• _Task objective_
Copy out the lines that have "sumbu" in them.

• _Data to process_
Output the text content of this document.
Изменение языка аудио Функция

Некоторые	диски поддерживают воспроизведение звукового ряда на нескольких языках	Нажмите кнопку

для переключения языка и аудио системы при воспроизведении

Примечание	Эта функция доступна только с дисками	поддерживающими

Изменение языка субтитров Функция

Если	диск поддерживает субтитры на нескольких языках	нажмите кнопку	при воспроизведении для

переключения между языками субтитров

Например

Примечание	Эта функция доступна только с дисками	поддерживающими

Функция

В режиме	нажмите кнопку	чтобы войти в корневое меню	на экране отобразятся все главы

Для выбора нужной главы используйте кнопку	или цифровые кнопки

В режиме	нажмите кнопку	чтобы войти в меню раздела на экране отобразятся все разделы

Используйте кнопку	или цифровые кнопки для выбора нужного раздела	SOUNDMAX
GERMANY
--
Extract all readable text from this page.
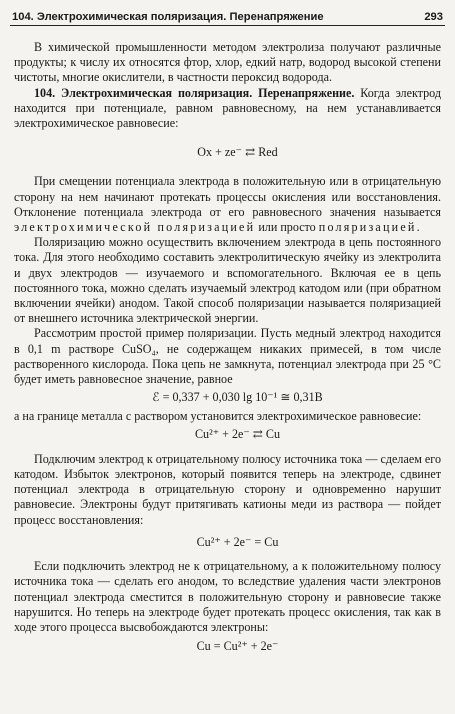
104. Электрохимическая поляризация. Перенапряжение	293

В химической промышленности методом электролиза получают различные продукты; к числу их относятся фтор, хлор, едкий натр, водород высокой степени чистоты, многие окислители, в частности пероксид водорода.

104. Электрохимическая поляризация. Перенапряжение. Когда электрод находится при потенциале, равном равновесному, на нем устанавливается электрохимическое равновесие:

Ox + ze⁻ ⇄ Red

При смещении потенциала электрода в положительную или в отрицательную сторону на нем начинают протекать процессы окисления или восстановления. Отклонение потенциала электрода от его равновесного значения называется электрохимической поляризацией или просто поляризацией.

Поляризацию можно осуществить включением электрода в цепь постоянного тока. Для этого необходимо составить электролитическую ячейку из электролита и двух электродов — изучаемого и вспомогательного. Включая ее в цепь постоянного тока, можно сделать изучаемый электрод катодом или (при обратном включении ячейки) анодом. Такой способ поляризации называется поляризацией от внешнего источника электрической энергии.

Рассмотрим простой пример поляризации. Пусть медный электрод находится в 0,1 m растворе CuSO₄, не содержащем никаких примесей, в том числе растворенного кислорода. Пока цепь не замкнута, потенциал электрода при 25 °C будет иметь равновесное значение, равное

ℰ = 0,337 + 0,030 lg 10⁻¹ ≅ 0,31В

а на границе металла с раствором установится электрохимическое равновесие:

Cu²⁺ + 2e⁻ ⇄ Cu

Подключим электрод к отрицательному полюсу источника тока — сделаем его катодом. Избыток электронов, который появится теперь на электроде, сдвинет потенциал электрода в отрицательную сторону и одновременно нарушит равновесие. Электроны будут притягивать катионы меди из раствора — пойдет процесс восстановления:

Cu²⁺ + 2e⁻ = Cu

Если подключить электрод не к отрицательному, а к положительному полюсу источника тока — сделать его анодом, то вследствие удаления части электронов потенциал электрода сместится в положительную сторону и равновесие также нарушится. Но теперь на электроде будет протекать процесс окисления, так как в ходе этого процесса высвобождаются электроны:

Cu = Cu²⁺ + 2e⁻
...
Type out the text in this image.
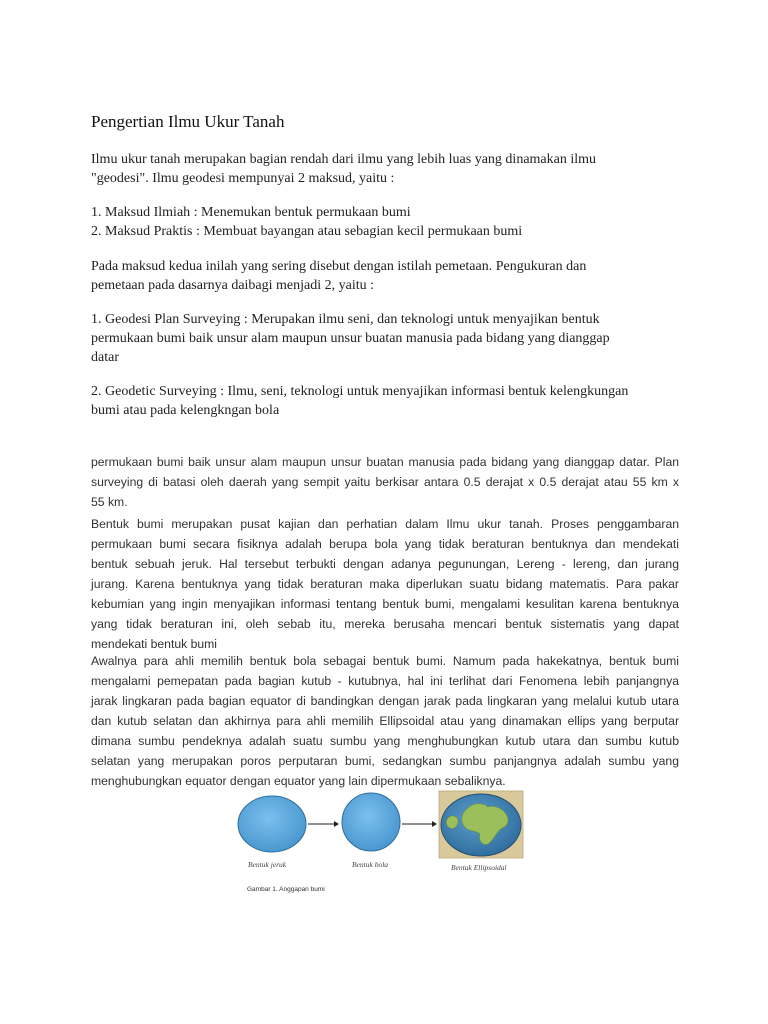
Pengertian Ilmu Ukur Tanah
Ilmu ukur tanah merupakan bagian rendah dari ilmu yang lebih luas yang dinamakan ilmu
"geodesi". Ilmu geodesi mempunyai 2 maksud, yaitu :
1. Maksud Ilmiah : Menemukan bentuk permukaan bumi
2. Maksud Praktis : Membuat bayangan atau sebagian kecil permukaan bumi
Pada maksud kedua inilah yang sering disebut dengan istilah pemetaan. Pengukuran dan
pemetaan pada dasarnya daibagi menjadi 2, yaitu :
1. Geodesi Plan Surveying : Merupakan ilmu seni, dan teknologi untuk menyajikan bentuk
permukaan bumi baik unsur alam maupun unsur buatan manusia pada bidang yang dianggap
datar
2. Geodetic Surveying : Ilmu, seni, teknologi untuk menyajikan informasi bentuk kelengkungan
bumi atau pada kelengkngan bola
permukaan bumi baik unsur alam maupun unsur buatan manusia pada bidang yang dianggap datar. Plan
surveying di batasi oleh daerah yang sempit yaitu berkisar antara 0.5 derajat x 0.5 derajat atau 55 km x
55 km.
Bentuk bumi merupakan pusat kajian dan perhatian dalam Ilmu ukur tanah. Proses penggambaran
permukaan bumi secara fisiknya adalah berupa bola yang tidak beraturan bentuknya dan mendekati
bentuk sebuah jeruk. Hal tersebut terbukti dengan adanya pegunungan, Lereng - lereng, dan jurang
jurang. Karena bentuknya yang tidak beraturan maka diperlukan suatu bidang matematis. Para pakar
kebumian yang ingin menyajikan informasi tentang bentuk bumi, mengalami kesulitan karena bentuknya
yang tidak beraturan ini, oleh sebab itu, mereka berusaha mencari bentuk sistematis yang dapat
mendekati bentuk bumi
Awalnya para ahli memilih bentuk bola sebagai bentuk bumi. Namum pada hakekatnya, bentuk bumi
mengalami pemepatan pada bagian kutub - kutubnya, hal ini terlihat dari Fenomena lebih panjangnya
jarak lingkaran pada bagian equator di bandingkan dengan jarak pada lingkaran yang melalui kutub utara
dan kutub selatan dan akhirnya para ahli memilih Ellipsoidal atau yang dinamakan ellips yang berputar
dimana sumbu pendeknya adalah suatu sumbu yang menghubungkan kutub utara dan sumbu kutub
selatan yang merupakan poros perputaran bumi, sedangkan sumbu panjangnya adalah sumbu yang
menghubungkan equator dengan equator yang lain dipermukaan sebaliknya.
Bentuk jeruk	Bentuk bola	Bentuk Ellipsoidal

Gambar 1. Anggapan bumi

• _Answer for the task_
dimana sumbu pendeknya adalah suatu sumbu yang menghubungkan kutub utara dan sumbu kutub
selatan yang merupakan poros perputaran bumi, sedangkan sumbu panjangnya adalah sumbu yang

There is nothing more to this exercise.